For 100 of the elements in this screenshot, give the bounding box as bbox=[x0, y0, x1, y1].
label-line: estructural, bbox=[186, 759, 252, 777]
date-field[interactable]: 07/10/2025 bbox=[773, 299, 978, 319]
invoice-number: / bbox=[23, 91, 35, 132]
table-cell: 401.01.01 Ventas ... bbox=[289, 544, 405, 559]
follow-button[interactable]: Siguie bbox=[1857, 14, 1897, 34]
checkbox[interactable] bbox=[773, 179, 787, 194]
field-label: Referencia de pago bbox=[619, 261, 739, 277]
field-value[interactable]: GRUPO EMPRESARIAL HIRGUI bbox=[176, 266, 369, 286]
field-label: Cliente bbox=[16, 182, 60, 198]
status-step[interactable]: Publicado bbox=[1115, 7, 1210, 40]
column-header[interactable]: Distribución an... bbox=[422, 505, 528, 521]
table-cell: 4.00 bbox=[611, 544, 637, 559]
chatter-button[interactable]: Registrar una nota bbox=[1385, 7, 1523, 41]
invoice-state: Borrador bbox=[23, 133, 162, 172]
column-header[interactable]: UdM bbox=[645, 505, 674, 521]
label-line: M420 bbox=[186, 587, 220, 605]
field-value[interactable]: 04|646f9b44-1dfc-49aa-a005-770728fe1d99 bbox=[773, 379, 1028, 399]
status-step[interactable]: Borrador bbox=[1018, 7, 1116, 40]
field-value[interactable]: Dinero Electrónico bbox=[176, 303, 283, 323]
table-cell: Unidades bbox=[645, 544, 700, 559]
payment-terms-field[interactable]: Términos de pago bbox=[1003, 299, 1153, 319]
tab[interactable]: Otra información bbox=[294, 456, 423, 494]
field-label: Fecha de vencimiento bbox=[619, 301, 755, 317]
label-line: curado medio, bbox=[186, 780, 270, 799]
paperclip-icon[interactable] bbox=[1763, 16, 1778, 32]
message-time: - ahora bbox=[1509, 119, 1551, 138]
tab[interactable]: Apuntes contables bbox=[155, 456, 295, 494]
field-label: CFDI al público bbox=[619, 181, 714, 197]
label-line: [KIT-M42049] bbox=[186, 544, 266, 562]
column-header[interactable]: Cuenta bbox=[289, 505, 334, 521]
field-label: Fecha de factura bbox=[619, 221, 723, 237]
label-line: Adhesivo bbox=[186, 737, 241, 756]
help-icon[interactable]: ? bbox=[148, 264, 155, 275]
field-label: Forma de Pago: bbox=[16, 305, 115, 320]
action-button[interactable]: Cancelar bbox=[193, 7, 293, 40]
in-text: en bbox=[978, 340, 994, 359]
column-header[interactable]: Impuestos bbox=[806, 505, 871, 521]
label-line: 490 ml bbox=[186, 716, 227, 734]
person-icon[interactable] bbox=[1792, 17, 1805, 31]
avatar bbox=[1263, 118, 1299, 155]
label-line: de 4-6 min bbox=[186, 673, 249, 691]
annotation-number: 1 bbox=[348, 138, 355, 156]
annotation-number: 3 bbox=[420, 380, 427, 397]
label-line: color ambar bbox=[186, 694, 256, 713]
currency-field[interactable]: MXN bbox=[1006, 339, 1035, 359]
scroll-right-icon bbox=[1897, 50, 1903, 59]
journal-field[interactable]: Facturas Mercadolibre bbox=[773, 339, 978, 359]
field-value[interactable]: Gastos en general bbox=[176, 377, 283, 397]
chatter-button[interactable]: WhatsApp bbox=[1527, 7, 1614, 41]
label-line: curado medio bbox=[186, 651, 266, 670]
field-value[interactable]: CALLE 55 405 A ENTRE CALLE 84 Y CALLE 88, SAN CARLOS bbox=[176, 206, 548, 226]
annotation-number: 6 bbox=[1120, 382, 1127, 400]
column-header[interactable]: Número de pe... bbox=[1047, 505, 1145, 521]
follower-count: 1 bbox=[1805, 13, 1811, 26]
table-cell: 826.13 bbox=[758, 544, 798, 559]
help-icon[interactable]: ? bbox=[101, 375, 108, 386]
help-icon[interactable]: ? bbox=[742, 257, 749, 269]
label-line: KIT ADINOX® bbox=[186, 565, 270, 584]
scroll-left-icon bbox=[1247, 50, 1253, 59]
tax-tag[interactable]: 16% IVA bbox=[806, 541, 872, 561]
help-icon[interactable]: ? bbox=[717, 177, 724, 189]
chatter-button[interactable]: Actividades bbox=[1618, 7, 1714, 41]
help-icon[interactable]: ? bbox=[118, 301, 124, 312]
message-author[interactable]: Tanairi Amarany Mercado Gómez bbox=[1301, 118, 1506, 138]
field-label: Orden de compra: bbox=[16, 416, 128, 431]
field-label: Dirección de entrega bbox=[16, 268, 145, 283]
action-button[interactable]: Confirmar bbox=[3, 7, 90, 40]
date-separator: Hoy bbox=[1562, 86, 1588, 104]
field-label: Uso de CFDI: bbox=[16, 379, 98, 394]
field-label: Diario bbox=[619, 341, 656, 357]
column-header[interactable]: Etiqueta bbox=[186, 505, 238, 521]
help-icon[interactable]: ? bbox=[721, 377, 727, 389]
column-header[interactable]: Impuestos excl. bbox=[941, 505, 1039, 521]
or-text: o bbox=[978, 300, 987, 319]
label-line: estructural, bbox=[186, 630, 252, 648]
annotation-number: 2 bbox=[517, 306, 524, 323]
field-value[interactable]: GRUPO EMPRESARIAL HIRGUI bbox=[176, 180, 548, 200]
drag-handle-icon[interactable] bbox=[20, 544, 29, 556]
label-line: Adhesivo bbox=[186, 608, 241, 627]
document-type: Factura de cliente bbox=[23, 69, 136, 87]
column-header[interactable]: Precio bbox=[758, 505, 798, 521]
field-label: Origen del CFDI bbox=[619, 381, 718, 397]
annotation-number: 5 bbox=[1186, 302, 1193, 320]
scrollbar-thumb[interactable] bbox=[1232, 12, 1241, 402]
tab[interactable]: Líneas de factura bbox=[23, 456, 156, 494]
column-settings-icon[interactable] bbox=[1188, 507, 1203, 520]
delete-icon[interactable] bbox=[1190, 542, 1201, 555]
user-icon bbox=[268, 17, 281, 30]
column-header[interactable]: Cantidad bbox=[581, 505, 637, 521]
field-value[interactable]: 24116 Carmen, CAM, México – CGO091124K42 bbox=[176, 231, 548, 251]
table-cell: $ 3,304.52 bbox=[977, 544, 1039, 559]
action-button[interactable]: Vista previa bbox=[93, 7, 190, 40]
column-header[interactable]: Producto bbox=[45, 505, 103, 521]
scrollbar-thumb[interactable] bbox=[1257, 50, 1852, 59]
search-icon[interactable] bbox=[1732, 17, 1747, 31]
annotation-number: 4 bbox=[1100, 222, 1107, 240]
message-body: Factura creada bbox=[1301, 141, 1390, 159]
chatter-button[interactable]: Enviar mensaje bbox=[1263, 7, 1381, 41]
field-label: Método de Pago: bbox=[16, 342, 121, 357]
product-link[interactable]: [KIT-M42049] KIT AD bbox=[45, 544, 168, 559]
====
Work required: Give the items from the very beginning through the line containing "column-header[interactable]: Cuenta bbox=[289, 505, 334, 521]" as a numbered list, leaving out any blank lines.

In response:
1. For 100 of the elements in this screenshot, give the bounding box as bbox=[x0, y0, x1, y1].
2. label-line: estructural, bbox=[186, 759, 252, 777]
3. date-field[interactable]: 07/10/2025 bbox=[773, 299, 978, 319]
4. invoice-number: / bbox=[23, 91, 35, 132]
5. table-cell: 401.01.01 Ventas ... bbox=[289, 544, 405, 559]
6. follow-button[interactable]: Siguie bbox=[1857, 14, 1897, 34]
7. checkbox[interactable] bbox=[773, 179, 787, 194]
8. field-label: Referencia de pago bbox=[619, 261, 739, 277]
9. field-value[interactable]: GRUPO EMPRESARIAL HIRGUI bbox=[176, 266, 369, 286]
10. field-label: Cliente bbox=[16, 182, 60, 198]
11. status-step[interactable]: Publicado bbox=[1115, 7, 1210, 40]
12. column-header[interactable]: Distribución an... bbox=[422, 505, 528, 521]
13. table-cell: 4.00 bbox=[611, 544, 637, 559]
14. chatter-button[interactable]: Registrar una nota bbox=[1385, 7, 1523, 41]
15. invoice-state: Borrador bbox=[23, 133, 162, 172]
16. column-header[interactable]: UdM bbox=[645, 505, 674, 521]
17. label-line: M420 bbox=[186, 587, 220, 605]
18. field-value[interactable]: 04|646f9b44-1dfc-49aa-a005-770728fe1d99 bbox=[773, 379, 1028, 399]
19. status-step[interactable]: Borrador bbox=[1018, 7, 1116, 40]
20. field-value[interactable]: Dinero Electrónico bbox=[176, 303, 283, 323]
21. table-cell: Unidades bbox=[645, 544, 700, 559]
22. payment-terms-field[interactable]: Términos de pago bbox=[1003, 299, 1153, 319]
23. tab[interactable]: Otra información bbox=[294, 456, 423, 494]
24. field-label: Fecha de vencimiento bbox=[619, 301, 755, 317]
25. label-line: curado medio, bbox=[186, 780, 270, 799]
26. paperclip-icon[interactable] bbox=[1763, 16, 1778, 32]
27. message-time: - ahora bbox=[1509, 119, 1551, 138]
28. tab[interactable]: Apuntes contables bbox=[155, 456, 295, 494]
29. field-label: CFDI al público bbox=[619, 181, 714, 197]
30. label-line: [KIT-M42049] bbox=[186, 544, 266, 562]
31. column-header[interactable]: Cuenta bbox=[289, 505, 334, 521]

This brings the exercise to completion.